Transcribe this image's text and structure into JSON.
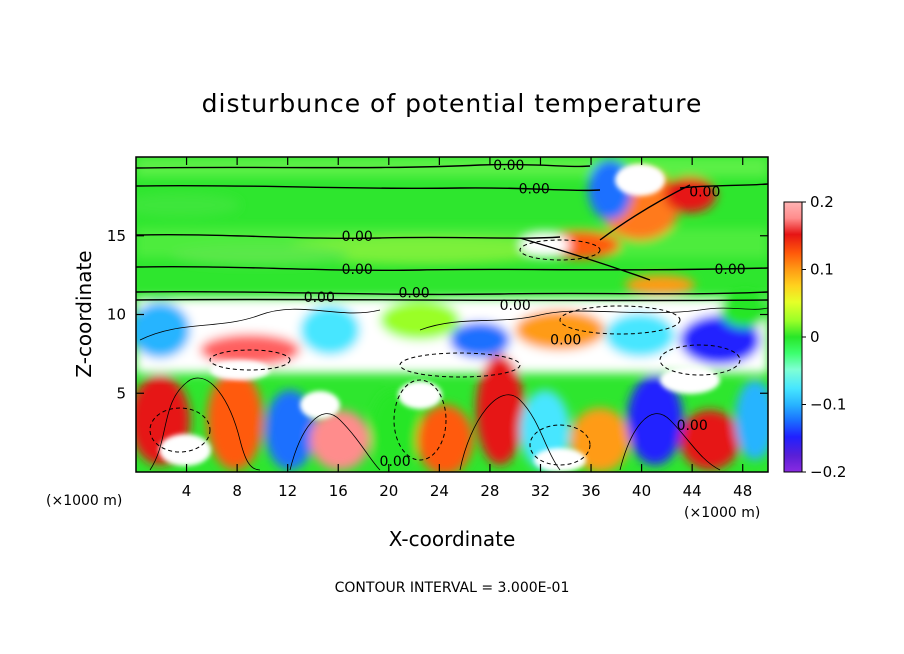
{
  "chart_data": {
    "type": "heatmap",
    "title": "disturbunce of potential temperature",
    "xlabel": "X-coordinate",
    "ylabel": "Z-coordinate",
    "x_unit_note_left": "(×1000 m)",
    "x_unit_note_right": "(×1000 m)",
    "footer": "CONTOUR INTERVAL = 3.000E-01",
    "xlim": [
      0,
      50
    ],
    "ylim": [
      0,
      20
    ],
    "x_ticks": [
      4,
      8,
      12,
      16,
      20,
      24,
      28,
      32,
      36,
      40,
      44,
      48
    ],
    "y_ticks": [
      5,
      10,
      15
    ],
    "colorbar": {
      "range": [
        -0.2,
        0.2
      ],
      "tick_values": [
        0.2,
        0.1,
        0,
        -0.1,
        -0.2
      ],
      "tick_labels": [
        "0.2",
        "0.1",
        "0",
        "−0.1",
        "−0.2"
      ],
      "colors": [
        "#8a2be2",
        "#5a1fd6",
        "#2020ff",
        "#1a6fff",
        "#28b4ff",
        "#46e6ff",
        "#7fffd4",
        "#3cff6e",
        "#28e628",
        "#9aff28",
        "#e6ff28",
        "#ffd21e",
        "#ff9b14",
        "#ff5a0a",
        "#e61414",
        "#ff8c8c",
        "#ffb4b4"
      ]
    },
    "contour_levels": [
      {
        "label": "0.00",
        "x": 29.5,
        "z": 19.5
      },
      {
        "label": "0.00",
        "x": 31.5,
        "z": 18.0
      },
      {
        "label": "0.00",
        "x": 45.0,
        "z": 17.8
      },
      {
        "label": "0.00",
        "x": 17.5,
        "z": 15.0
      },
      {
        "label": "0.00",
        "x": 17.5,
        "z": 12.9
      },
      {
        "label": "0.00",
        "x": 47.0,
        "z": 12.9
      },
      {
        "label": "0.00",
        "x": 22.0,
        "z": 11.4
      },
      {
        "label": "0.00",
        "x": 14.5,
        "z": 11.1
      },
      {
        "label": "0.00",
        "x": 30.0,
        "z": 10.6
      },
      {
        "label": "0.00",
        "x": 34.0,
        "z": 8.4
      },
      {
        "label": "0.00",
        "x": 44.0,
        "z": 3.0
      },
      {
        "label": "0.00",
        "x": 20.5,
        "z": 0.7
      }
    ]
  }
}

* * *

_Your objective_
Do not include the images; transcribe the rest of the listing exactly.

_Task answer_
Transcribe this image's text and structure into JSON.
{
  "chart_data": {
    "type": "heatmap",
    "title": "disturbunce of potential temperature",
    "xlabel": "X-coordinate",
    "ylabel": "Z-coordinate",
    "x_unit_note_left": "(×1000 m)",
    "x_unit_note_right": "(×1000 m)",
    "footer": "CONTOUR INTERVAL = 3.000E-01",
    "xlim": [
      0,
      50
    ],
    "ylim": [
      0,
      20
    ],
    "x_ticks": [
      4,
      8,
      12,
      16,
      20,
      24,
      28,
      32,
      36,
      40,
      44,
      48
    ],
    "y_ticks": [
      5,
      10,
      15
    ],
    "colorbar": {
      "range": [
        -0.2,
        0.2
      ],
      "tick_values": [
        0.2,
        0.1,
        0,
        -0.1,
        -0.2
      ],
      "tick_labels": [
        "0.2",
        "0.1",
        "0",
        "−0.1",
        "−0.2"
      ],
      "colors": [
        "#8a2be2",
        "#5a1fd6",
        "#2020ff",
        "#1a6fff",
        "#28b4ff",
        "#46e6ff",
        "#7fffd4",
        "#3cff6e",
        "#28e628",
        "#9aff28",
        "#e6ff28",
        "#ffd21e",
        "#ff9b14",
        "#ff5a0a",
        "#e61414",
        "#ff8c8c",
        "#ffb4b4"
      ]
    },
    "contour_levels": [
      {
        "label": "0.00",
        "x": 29.5,
        "z": 19.5
      },
      {
        "label": "0.00",
        "x": 31.5,
        "z": 18.0
      },
      {
        "label": "0.00",
        "x": 45.0,
        "z": 17.8
      },
      {
        "label": "0.00",
        "x": 17.5,
        "z": 15.0
      },
      {
        "label": "0.00",
        "x": 17.5,
        "z": 12.9
      },
      {
        "label": "0.00",
        "x": 47.0,
        "z": 12.9
      },
      {
        "label": "0.00",
        "x": 22.0,
        "z": 11.4
      },
      {
        "label": "0.00",
        "x": 14.5,
        "z": 11.1
      },
      {
        "label": "0.00",
        "x": 30.0,
        "z": 10.6
      },
      {
        "label": "0.00",
        "x": 34.0,
        "z": 8.4
      },
      {
        "label": "0.00",
        "x": 44.0,
        "z": 3.0
      },
      {
        "label": "0.00",
        "x": 20.5,
        "z": 0.7
      }
    ]
  }
}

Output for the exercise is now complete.